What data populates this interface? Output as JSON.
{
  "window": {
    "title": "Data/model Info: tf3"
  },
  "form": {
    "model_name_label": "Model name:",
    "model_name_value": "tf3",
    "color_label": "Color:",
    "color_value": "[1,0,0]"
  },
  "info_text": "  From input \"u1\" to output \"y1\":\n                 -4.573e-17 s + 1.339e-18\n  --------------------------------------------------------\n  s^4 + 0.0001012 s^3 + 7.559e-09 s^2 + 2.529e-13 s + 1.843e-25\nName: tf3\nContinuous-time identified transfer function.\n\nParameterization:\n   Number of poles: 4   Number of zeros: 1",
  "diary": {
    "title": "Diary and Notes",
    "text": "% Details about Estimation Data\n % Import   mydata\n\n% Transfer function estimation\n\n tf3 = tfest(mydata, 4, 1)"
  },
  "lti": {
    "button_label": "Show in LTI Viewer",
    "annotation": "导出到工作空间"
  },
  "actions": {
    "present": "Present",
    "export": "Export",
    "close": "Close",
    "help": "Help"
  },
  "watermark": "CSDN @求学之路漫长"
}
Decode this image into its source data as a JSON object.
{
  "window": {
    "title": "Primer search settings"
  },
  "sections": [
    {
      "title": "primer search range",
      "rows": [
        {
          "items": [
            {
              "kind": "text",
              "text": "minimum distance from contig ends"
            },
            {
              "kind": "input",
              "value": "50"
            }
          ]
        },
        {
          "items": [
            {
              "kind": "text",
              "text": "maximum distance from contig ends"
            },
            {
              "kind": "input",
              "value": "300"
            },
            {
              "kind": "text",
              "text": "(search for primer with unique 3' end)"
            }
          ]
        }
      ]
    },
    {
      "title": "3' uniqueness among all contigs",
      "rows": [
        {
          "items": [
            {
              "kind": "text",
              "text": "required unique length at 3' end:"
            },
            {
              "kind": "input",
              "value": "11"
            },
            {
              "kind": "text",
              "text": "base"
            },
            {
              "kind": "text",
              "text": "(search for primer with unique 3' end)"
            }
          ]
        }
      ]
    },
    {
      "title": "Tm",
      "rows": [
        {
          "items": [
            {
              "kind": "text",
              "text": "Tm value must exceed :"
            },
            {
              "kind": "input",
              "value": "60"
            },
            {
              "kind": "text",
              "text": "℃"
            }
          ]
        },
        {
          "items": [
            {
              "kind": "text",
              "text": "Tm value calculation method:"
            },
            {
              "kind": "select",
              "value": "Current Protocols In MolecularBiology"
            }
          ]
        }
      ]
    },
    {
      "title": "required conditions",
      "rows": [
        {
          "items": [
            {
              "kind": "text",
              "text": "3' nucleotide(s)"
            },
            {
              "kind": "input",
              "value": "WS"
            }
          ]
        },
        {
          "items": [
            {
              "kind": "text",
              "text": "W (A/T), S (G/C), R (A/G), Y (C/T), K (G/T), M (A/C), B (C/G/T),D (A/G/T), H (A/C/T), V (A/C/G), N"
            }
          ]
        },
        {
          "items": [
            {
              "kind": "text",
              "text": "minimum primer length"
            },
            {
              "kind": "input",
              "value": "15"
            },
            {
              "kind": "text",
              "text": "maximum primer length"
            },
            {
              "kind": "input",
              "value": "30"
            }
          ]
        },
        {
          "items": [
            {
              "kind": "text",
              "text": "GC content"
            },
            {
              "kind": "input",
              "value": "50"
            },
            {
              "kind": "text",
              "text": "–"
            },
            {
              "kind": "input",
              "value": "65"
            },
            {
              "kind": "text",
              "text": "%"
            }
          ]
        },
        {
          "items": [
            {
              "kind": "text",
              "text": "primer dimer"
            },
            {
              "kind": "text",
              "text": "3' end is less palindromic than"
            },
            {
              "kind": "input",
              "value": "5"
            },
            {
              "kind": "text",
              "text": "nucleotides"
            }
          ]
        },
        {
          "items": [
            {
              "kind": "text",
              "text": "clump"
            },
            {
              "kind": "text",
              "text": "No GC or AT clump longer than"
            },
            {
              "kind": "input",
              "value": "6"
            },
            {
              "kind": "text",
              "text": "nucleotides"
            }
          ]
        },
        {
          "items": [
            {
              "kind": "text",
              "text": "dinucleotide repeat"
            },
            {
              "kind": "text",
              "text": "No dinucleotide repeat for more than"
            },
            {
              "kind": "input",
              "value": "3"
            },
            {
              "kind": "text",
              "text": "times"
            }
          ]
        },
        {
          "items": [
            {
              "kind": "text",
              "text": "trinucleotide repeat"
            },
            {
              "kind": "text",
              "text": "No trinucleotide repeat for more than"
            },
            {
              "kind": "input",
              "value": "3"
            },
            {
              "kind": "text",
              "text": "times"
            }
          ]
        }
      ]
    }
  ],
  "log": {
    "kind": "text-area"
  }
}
════════════════
Tally every line of the listing that holds the string "JSON", then give the number by itself.

* _Task solution_: 2